===== Exercise materials =====
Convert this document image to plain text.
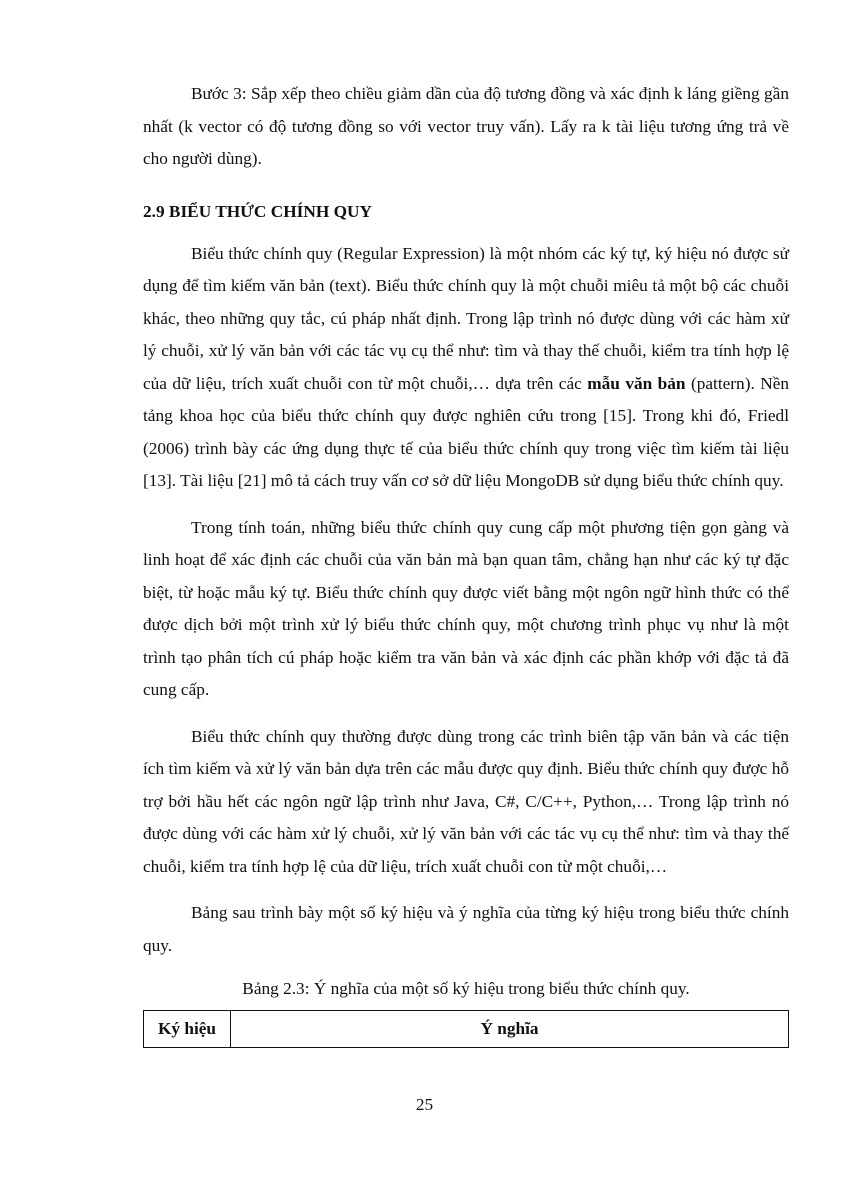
Bước 3: Sắp xếp theo chiều giảm dần của độ tương đồng và xác định k láng giềng gần nhất (k vector có độ tương đồng so với vector truy vấn). Lấy ra k tài liệu tương ứng trả về cho người dùng).

2.9 BIỂU THỨC CHÍNH QUY

Biểu thức chính quy (Regular Expression) là một nhóm các ký tự, ký hiệu nó được sử dụng để tìm kiếm văn bản (text). Biểu thức chính quy là một chuỗi miêu tả một bộ các chuỗi khác, theo những quy tắc, cú pháp nhất định. Trong lập trình nó được dùng với các hàm xử lý chuỗi, xử lý văn bản với các tác vụ cụ thể như: tìm và thay thế chuỗi, kiểm tra tính hợp lệ của dữ liệu, trích xuất chuỗi con từ một chuỗi,… dựa trên các mẫu văn bản (pattern). Nền tảng khoa học của biểu thức chính quy được nghiên cứu trong [15]. Trong khi đó, Friedl (2006) trình bày các ứng dụng thực tế của biểu thức chính quy trong việc tìm kiếm tài liệu [13]. Tài liệu [21] mô tả cách truy vấn cơ sở dữ liệu MongoDB sử dụng biểu thức chính quy.

Trong tính toán, những biểu thức chính quy cung cấp một phương tiện gọn gàng và linh hoạt để xác định các chuỗi của văn bản mà bạn quan tâm, chẳng hạn như các ký tự đặc biệt, từ hoặc mẫu ký tự. Biểu thức chính quy được viết bằng một ngôn ngữ hình thức có thể được dịch bởi một trình xử lý biểu thức chính quy, một chương trình phục vụ như là một trình tạo phân tích cú pháp hoặc kiểm tra văn bản và xác định các phần khớp với đặc tả đã cung cấp.

Biểu thức chính quy thường được dùng trong các trình biên tập văn bản và các tiện ích tìm kiếm và xử lý văn bản dựa trên các mẫu được quy định. Biểu thức chính quy được hỗ trợ bởi hầu hết các ngôn ngữ lập trình như Java, C#, C/C++, Python,… Trong lập trình nó được dùng với các hàm xử lý chuỗi, xử lý văn bản với các tác vụ cụ thể như: tìm và thay thế chuỗi, kiểm tra tính hợp lệ của dữ liệu, trích xuất chuỗi con từ một chuỗi,…

Bảng sau trình bày một số ký hiệu và ý nghĩa của từng ký hiệu trong biểu thức chính quy.

Bảng 2.3: Ý nghĩa của một số ký hiệu trong biểu thức chính quy.
Ký hiệu	Ý nghĩa
25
=====
■ To be done: Copy every line of the entries above in which "nghĩa" occurs.

■ Answer in full:
Bảng sau trình bày một số ký hiệu và ý nghĩa của từng ký hiệu trong biểu thức chính quy.
Bảng 2.3: Ý nghĩa của một số ký hiệu trong biểu thức chính quy.
Ký hiệu	Ý nghĩa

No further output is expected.